╭─ Document excerpt
Sculpture by Evangelos Frudakis

John F. Kennedy is a 1965 bust of John F. Kennedy, sculpted by Evangelos William Frudakis. It is located on the south side of the city hall plaza in Nashua, New Hampshire, and commemorates Kennedy inaugurating his 1960 presidential campaign in Nashua.

==Design==
The bust is made of bronze supported on a black granite base. The bust and base are bordered by a black metal fence surrounding flower plantings. The bust has the following inscriptions on its base:

=== Front ===
IN MEMORIAM PRESIDENT JOHN FITZGERALD KENNEDY ON JANUARY 25th, 1960 THIS CITY HALL PLAZA WAS JOHN F. KENNEDY'S FIRST CAMPAIGN STOP IN THE NATION FOR THE PRESIDENCY OF THE UNITED STATES OF AMERICA.
╰─
> [What you need to do] From the text about the Kennedy bust in Nashua, print the stretch from "Sculpture by Evangelos" through "STATES OF AMERICA." word for word. Rely only on the text about the Kennedy bust.
╭─ Records supplied
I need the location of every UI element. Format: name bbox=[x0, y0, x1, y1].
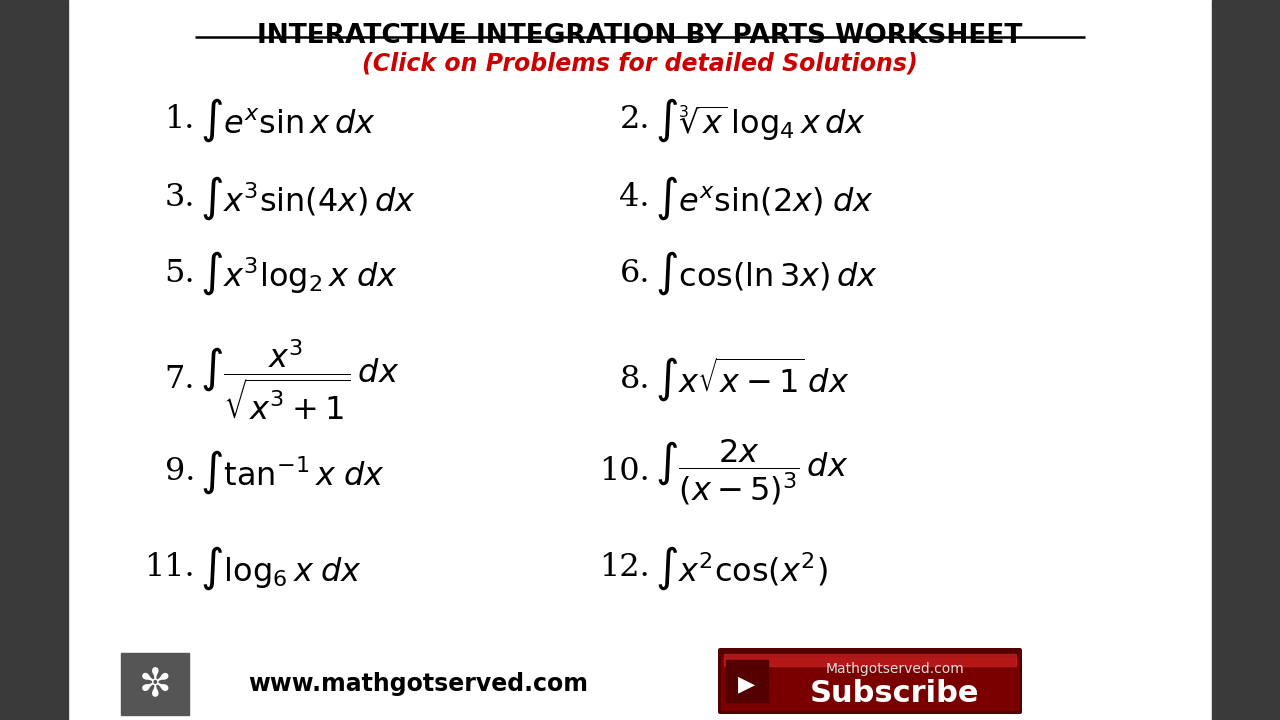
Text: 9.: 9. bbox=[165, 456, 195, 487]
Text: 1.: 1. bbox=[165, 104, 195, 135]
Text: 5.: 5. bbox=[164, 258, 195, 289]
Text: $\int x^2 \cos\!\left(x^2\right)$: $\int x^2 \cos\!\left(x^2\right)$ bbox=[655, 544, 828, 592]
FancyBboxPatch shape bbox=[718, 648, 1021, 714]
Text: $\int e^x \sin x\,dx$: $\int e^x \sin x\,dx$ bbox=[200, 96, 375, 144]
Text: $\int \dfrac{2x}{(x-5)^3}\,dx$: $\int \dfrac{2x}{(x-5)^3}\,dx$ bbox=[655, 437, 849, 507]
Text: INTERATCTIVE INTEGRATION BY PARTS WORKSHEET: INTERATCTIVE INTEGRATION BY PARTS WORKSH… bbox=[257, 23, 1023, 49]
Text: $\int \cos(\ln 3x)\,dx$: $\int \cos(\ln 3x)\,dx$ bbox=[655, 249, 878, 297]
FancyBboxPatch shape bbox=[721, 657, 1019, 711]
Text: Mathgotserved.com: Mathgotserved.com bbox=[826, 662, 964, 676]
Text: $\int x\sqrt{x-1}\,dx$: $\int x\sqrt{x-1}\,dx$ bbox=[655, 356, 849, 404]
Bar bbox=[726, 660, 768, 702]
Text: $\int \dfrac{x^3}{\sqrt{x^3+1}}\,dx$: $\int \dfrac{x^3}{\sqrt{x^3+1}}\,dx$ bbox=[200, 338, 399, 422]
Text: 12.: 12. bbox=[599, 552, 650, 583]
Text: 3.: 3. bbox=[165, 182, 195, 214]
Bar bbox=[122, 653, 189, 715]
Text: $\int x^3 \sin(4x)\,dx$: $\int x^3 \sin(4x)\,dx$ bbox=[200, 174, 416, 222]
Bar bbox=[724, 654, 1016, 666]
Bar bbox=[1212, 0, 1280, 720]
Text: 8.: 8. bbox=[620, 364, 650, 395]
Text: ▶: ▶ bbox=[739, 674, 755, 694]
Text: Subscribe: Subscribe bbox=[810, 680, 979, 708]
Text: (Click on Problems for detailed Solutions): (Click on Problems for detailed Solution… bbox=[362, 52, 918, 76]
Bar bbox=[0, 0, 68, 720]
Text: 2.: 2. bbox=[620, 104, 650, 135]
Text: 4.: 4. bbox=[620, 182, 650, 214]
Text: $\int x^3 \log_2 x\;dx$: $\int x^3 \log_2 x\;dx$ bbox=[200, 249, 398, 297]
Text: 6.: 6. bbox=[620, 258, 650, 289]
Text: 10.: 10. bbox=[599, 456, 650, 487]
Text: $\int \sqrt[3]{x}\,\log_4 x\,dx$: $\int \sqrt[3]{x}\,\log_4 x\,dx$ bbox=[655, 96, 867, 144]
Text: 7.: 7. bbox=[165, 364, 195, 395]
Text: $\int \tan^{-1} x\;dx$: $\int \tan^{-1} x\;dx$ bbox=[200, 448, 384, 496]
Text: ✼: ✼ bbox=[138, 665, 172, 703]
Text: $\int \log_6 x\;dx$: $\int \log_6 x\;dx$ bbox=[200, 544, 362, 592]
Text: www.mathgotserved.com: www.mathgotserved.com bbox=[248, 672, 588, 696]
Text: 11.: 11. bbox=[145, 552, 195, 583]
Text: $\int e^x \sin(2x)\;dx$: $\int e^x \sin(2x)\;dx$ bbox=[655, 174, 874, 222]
╰─
╭─ Records supplied
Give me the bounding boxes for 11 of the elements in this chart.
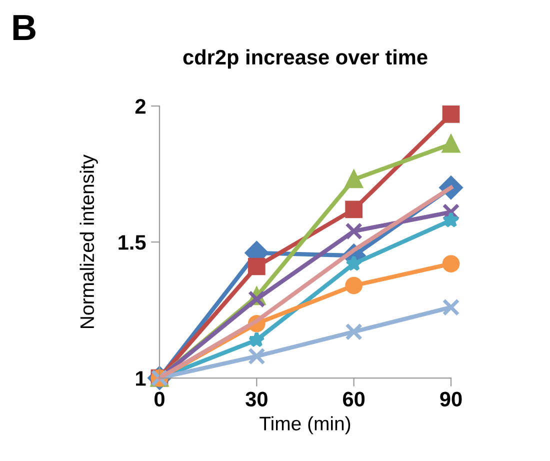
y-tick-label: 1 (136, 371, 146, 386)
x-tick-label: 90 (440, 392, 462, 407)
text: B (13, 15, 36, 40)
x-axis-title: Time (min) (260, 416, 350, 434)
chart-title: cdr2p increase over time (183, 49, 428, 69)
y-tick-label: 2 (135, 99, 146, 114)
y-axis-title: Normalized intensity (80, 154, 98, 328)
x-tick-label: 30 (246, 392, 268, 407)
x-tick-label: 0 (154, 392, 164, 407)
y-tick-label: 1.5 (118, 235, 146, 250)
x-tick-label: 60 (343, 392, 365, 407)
╰─
> [The response]
Sculpture by Evangelos Frudakis

John F. Kennedy is a 1965 bust of John F. Kennedy, sculpted by Evangelos William Frudakis. It is located on the south side of the city hall plaza in Nashua, New Hampshire, and commemorates Kennedy inaugurating his 1960 presidential campaign in Nashua.

==Design==
The bust is made of bronze supported on a black granite base. The bust and base are bordered by a black metal fence surrounding flower plantings. The bust has the following inscriptions on its base:

=== Front ===
IN MEMORIAM PRESIDENT JOHN FITZGERALD KENNEDY ON JANUARY 25th, 1960 THIS CITY HALL PLAZA WAS JOHN F. KENNEDY'S FIRST CAMPAIGN STOP IN THE NATION FOR THE PRESIDENCY OF THE UNITED STATES OF AMERICA.